Brief
Go through the material below, count the lines with the word "Захватывающей", and reply with the count alone.

☆ ☆ ☆ ☆ ☆ ☆ ☆

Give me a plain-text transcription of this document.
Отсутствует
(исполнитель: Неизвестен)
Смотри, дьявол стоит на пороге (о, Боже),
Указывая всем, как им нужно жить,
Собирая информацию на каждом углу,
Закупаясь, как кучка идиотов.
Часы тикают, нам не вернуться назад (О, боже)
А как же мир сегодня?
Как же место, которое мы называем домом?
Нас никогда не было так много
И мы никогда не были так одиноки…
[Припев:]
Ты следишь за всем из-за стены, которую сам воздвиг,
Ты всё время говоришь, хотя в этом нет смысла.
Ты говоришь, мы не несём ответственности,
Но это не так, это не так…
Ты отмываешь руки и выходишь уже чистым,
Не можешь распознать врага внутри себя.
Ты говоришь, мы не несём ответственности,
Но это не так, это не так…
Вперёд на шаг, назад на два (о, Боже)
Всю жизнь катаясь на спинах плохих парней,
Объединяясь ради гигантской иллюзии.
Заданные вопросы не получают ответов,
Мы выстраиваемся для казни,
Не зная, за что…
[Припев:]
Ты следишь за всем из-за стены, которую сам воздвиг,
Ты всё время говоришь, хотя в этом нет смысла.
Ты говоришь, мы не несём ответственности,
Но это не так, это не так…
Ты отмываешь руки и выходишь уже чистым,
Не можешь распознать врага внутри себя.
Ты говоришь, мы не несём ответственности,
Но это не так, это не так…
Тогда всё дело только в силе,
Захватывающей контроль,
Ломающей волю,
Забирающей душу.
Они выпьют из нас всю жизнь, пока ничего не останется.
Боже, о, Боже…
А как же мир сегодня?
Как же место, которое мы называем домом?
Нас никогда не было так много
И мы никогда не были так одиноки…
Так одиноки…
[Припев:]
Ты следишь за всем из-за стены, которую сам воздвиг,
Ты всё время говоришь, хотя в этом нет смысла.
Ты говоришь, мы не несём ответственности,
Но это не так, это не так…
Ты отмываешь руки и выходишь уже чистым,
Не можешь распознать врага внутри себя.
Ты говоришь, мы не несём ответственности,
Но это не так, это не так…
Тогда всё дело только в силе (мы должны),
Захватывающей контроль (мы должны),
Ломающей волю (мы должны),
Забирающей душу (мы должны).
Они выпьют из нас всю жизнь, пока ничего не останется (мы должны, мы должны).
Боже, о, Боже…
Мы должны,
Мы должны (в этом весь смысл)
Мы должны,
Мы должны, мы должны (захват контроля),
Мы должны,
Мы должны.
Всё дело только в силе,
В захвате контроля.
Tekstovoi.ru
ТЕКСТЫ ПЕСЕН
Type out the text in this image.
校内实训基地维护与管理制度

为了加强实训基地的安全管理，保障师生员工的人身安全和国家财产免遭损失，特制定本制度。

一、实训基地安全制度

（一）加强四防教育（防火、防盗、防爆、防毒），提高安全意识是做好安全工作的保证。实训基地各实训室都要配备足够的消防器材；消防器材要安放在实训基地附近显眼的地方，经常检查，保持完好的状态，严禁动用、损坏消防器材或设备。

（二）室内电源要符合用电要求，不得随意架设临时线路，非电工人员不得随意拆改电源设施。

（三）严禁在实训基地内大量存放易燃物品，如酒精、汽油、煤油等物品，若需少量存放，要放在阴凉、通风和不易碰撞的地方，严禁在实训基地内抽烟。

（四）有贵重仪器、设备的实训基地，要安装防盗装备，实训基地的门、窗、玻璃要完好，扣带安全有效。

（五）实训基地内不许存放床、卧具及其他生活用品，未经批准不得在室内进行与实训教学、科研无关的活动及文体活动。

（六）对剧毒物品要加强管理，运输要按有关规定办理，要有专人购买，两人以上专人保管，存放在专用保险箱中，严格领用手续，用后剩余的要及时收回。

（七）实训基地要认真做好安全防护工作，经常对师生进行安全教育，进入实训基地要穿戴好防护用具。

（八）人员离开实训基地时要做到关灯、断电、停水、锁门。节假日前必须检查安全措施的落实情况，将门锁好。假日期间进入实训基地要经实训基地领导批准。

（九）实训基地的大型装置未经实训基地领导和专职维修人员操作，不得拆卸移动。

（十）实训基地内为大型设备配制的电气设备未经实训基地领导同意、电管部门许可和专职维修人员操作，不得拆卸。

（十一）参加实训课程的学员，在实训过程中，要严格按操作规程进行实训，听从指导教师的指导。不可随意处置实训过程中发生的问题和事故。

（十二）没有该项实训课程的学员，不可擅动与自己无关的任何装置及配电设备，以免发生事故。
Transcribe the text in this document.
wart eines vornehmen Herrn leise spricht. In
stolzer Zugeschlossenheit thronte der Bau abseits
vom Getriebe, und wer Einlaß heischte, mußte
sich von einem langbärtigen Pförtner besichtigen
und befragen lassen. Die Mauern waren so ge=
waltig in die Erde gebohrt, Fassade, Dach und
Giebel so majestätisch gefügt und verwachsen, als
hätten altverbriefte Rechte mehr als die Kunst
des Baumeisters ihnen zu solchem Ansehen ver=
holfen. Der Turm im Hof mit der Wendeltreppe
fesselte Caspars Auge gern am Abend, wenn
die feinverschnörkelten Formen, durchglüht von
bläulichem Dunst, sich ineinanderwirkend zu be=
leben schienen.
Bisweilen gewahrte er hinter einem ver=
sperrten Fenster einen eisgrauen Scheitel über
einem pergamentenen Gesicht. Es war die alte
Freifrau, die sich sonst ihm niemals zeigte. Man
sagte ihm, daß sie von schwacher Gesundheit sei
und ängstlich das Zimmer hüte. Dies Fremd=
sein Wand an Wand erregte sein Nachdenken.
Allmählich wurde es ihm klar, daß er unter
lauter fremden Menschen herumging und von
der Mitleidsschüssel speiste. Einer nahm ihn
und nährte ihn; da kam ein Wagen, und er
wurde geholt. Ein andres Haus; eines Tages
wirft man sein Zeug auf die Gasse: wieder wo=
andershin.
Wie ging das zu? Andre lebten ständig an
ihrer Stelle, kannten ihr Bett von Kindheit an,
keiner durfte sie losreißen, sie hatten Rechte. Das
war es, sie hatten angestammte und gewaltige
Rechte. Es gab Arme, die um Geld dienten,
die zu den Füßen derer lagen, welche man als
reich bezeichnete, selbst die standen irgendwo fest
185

☆ ☆ ☆ ☆ ☆ ☆ ☆

Response
2